---- SOURCE MATERIAL
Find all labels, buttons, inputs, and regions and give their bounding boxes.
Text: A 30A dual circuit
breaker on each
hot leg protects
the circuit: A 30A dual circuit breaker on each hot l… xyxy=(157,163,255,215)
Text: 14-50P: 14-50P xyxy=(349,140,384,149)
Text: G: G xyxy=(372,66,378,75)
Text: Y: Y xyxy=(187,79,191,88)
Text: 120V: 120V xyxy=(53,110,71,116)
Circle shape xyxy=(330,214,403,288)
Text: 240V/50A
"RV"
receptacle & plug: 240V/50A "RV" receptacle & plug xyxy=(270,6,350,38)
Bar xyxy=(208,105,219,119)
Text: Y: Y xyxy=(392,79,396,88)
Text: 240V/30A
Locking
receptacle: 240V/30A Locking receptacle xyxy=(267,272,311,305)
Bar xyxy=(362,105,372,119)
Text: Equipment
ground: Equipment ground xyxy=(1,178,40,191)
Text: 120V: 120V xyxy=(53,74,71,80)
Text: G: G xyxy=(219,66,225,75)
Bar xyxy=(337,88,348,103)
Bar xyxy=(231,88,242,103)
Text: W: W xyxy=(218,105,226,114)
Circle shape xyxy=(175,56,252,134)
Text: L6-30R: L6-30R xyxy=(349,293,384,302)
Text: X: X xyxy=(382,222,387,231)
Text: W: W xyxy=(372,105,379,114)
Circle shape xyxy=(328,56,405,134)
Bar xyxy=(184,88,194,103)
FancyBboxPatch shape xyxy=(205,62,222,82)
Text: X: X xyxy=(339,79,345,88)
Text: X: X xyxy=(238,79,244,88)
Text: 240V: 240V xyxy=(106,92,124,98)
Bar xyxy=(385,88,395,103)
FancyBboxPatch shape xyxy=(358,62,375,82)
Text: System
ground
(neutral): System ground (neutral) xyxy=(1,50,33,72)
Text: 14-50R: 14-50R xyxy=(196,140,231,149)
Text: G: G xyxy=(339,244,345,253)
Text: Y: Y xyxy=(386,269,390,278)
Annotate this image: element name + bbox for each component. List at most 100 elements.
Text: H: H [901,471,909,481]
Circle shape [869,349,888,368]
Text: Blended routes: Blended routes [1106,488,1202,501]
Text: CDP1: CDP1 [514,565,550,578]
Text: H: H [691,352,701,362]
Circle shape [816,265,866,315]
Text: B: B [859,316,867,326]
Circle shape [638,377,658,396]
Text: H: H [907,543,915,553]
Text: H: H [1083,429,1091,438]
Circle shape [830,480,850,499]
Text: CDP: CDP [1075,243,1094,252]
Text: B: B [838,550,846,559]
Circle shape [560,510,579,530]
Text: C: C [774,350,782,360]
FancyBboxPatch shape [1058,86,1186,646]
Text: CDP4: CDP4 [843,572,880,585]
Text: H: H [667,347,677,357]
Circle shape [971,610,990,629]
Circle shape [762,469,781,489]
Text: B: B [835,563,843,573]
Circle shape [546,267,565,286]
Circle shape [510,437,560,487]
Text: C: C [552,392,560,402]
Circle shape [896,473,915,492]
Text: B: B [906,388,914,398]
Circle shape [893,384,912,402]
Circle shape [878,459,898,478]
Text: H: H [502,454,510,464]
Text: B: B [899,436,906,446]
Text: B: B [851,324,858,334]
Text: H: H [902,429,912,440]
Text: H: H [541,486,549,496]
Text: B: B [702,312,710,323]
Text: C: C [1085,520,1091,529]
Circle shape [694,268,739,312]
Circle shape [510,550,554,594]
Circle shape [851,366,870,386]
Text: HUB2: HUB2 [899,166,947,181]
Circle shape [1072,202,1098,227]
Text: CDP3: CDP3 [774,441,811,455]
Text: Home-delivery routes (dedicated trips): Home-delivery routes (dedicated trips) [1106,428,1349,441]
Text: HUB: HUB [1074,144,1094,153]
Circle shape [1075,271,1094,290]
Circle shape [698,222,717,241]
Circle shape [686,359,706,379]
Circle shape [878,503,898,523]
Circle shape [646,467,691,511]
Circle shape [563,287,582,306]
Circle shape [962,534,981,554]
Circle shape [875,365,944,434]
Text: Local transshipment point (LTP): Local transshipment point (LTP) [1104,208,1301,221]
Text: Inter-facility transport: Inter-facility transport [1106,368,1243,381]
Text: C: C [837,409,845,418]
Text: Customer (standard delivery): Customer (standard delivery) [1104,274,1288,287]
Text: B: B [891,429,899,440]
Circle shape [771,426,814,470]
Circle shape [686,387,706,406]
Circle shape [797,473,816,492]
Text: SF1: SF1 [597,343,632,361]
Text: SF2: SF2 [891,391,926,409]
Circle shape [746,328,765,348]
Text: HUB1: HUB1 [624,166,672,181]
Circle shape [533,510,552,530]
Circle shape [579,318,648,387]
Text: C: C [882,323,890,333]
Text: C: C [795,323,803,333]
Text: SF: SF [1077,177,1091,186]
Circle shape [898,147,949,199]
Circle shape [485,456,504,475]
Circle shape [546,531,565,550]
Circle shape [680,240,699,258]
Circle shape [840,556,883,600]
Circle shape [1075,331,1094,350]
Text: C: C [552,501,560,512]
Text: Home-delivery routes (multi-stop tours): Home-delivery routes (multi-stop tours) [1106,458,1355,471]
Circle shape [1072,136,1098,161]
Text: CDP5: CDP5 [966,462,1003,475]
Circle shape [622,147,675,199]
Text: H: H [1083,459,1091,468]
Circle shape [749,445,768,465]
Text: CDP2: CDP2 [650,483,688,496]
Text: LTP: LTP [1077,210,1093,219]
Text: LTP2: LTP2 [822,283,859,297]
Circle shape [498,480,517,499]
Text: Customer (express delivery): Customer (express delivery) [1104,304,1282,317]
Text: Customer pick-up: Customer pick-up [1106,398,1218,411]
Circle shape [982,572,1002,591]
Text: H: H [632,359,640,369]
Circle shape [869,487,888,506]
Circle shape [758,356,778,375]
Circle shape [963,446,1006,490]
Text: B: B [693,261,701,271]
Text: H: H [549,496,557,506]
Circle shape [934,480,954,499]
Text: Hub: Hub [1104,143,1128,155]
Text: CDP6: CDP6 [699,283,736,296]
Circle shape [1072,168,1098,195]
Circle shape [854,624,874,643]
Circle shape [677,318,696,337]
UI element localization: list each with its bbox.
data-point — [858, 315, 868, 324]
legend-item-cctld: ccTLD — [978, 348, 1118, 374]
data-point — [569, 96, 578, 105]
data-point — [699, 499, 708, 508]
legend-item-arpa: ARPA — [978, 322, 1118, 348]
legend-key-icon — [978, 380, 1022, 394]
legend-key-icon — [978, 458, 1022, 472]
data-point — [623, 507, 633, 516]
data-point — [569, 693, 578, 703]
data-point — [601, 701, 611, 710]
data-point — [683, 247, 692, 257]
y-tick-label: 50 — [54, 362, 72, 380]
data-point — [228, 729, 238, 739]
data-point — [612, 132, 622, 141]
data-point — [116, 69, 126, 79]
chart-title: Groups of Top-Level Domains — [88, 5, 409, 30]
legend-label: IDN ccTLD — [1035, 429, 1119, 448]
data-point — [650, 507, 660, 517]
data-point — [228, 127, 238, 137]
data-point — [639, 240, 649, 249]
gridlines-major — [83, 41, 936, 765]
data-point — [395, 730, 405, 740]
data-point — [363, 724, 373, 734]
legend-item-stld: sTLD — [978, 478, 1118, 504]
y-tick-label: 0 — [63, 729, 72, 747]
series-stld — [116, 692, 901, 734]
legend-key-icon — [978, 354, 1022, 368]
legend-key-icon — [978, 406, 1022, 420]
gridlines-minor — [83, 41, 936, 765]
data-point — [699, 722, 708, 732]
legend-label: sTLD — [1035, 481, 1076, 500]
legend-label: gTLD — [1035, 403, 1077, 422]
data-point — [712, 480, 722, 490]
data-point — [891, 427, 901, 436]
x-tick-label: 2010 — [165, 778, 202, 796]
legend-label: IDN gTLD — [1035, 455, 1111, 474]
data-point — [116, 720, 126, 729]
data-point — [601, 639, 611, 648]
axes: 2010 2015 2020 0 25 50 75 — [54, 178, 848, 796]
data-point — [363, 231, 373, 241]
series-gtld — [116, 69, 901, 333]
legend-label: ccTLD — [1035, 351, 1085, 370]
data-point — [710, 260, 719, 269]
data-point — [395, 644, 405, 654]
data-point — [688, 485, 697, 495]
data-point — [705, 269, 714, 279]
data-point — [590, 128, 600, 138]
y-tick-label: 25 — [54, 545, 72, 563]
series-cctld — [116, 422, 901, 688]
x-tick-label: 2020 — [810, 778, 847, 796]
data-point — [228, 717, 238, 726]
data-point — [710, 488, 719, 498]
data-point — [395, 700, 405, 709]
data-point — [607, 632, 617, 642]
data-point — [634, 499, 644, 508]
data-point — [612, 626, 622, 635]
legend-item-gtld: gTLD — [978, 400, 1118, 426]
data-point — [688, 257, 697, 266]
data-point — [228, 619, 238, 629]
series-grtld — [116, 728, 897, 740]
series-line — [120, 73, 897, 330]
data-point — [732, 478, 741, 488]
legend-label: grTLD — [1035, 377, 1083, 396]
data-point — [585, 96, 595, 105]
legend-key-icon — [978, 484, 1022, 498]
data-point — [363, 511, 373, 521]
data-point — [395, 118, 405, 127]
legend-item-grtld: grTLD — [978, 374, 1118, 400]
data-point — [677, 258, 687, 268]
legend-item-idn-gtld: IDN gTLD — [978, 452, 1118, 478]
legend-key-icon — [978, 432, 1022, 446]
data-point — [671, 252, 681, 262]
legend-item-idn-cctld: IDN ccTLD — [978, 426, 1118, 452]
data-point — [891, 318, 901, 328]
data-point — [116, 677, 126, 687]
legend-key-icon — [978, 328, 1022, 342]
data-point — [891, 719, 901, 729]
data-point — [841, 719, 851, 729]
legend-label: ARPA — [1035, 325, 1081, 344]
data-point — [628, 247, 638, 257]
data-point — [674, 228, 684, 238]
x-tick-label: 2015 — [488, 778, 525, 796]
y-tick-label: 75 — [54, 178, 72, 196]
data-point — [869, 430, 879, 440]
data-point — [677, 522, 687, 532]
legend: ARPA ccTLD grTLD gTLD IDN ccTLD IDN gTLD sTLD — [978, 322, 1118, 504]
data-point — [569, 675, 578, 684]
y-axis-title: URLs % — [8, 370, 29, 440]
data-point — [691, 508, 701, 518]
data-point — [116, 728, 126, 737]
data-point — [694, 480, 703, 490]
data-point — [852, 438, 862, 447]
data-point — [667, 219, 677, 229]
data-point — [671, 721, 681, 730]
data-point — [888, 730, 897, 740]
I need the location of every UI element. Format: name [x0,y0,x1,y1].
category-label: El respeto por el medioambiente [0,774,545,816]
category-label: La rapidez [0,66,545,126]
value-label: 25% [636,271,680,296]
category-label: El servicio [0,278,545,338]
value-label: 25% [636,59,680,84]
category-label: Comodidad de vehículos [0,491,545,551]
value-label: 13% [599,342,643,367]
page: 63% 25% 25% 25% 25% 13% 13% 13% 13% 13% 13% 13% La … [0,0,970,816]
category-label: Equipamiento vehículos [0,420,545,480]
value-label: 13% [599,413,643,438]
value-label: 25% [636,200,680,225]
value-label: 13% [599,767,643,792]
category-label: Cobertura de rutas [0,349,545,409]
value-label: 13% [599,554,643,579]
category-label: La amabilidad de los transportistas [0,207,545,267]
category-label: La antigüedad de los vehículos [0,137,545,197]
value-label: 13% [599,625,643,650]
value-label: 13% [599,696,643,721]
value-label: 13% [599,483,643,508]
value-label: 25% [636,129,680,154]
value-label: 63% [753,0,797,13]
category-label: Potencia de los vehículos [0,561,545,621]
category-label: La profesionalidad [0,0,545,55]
--------
Can you retype everything from the start of the entries down to the line containing "Bar xyxy=(231,88,242,103)", including that line, with no changes at all?

Find all labels, buttons, inputs, and regions and give their bounding boxes.
Text: A 30A dual circuit
breaker on each
hot leg protects
the circuit: A 30A dual circuit breaker on each hot l… xyxy=(157,163,255,215)
Text: 14-50P: 14-50P xyxy=(349,140,384,149)
Text: G: G xyxy=(372,66,378,75)
Text: Y: Y xyxy=(187,79,191,88)
Text: 120V: 120V xyxy=(53,110,71,116)
Circle shape xyxy=(330,214,403,288)
Text: 240V/50A
"RV"
receptacle & plug: 240V/50A "RV" receptacle & plug xyxy=(270,6,350,38)
Bar xyxy=(208,105,219,119)
Text: Y: Y xyxy=(392,79,396,88)
Text: 240V/30A
Locking
receptacle: 240V/30A Locking receptacle xyxy=(267,272,311,305)
Bar xyxy=(362,105,372,119)
Text: Equipment
ground: Equipment ground xyxy=(1,178,40,191)
Text: 120V: 120V xyxy=(53,74,71,80)
Text: G: G xyxy=(219,66,225,75)
Bar xyxy=(337,88,348,103)
Bar xyxy=(231,88,242,103)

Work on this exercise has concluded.